- _PROBLEM DESCRIPTION_:
The complete listing should be restated exactly.
::: DATASET CONTENT :::
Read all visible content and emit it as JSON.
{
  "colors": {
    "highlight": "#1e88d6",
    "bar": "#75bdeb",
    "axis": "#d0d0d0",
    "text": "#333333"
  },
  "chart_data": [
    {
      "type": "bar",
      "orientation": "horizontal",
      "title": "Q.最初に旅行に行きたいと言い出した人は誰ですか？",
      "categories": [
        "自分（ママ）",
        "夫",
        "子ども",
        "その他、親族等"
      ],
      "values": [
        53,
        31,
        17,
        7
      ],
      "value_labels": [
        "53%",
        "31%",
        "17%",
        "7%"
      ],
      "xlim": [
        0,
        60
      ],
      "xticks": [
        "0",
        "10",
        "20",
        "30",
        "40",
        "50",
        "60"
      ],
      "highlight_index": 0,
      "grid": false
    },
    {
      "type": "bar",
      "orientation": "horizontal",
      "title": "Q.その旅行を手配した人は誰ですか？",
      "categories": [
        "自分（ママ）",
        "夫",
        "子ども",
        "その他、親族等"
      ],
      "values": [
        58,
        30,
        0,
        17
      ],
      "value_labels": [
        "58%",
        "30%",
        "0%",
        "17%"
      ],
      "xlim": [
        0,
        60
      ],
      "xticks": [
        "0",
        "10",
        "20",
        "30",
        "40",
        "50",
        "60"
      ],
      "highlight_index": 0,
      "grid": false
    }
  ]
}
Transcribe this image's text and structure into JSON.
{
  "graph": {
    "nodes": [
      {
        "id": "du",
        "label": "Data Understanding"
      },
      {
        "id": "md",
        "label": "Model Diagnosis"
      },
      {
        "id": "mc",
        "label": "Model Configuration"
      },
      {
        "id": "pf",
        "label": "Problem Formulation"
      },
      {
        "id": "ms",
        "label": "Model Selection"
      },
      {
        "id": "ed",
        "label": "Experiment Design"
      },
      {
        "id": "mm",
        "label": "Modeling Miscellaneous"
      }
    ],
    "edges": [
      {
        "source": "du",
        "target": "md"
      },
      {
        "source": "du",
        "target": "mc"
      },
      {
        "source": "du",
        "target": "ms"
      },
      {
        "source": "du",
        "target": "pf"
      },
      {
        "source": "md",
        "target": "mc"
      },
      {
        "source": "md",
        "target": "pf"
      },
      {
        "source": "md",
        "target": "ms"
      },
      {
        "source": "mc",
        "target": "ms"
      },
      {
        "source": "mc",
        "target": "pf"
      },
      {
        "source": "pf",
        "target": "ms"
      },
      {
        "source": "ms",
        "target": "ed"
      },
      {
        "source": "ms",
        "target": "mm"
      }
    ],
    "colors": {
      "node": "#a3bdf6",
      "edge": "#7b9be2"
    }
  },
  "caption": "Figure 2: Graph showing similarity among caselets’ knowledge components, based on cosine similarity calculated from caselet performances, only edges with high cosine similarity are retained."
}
:::
- _ANSWER_:
Read all visible content and emit it as JSON.
{
  "colors": {
    "highlight": "#1e88d6",
    "bar": "#75bdeb",
    "axis": "#d0d0d0",
    "text": "#333333"
  },
  "chart_data": [
    {
      "type": "bar",
      "orientation": "horizontal",
      "title": "Q.最初に旅行に行きたいと言い出した人は誰ですか？",
      "categories": [
        "自分（ママ）",
        "夫",
        "子ども",
        "その他、親族等"
      ],
      "values": [
        53,
        31,
        17,
        7
      ],
      "value_labels": [
        "53%",
        "31%",
        "17%",
        "7%"
      ],
      "xlim": [
        0,
        60
      ],
      "xticks": [
        "0",
        "10",
        "20",
        "30",
        "40",
        "50",
        "60"
      ],
      "highlight_index": 0,
      "grid": false
    },
    {
      "type": "bar",
      "orientation": "horizontal",
      "title": "Q.その旅行を手配した人は誰ですか？",
      "categories": [
        "自分（ママ）",
        "夫",
        "子ども",
        "その他、親族等"
      ],
      "values": [
        58,
        30,
        0,
        17
      ],
      "value_labels": [
        "58%",
        "30%",
        "0%",
        "17%"
      ],
      "xlim": [
        0,
        60
      ],
      "xticks": [
        "0",
        "10",
        "20",
        "30",
        "40",
        "50",
        "60"
      ],
      "highlight_index": 0,
      "grid": false
    }
  ]
}
Transcribe this image's text and structure into JSON.
{
  "graph": {
    "nodes": [
      {
        "id": "du",
        "label": "Data Understanding"
      },
      {
        "id": "md",
        "label": "Model Diagnosis"
      },
      {
        "id": "mc",
        "label": "Model Configuration"
      },
      {
        "id": "pf",
        "label": "Problem Formulation"
      },
      {
        "id": "ms",
        "label": "Model Selection"
      },
      {
        "id": "ed",
        "label": "Experiment Design"
      },
      {
        "id": "mm",
        "label": "Modeling Miscellaneous"
      }
    ],
    "edges": [
      {
        "source": "du",
        "target": "md"
      },
      {
        "source": "du",
        "target": "mc"
      },
      {
        "source": "du",
        "target": "ms"
      },
      {
        "source": "du",
        "target": "pf"
      },
      {
        "source": "md",
        "target": "mc"
      },
      {
        "source": "md",
        "target": "pf"
      },
      {
        "source": "md",
        "target": "ms"
      },
      {
        "source": "mc",
        "target": "ms"
      },
      {
        "source": "mc",
        "target": "pf"
      },
      {
        "source": "pf",
        "target": "ms"
      },
      {
        "source": "ms",
        "target": "ed"
      },
      {
        "source": "ms",
        "target": "mm"
      }
    ],
    "colors": {
      "node": "#a3bdf6",
      "edge": "#7b9be2"
    }
  },
  "caption": "Figure 2: Graph showing similarity among caselets’ knowledge components, based on cosine similarity calculated from caselet performances, only edges with high cosine similarity are retained."
}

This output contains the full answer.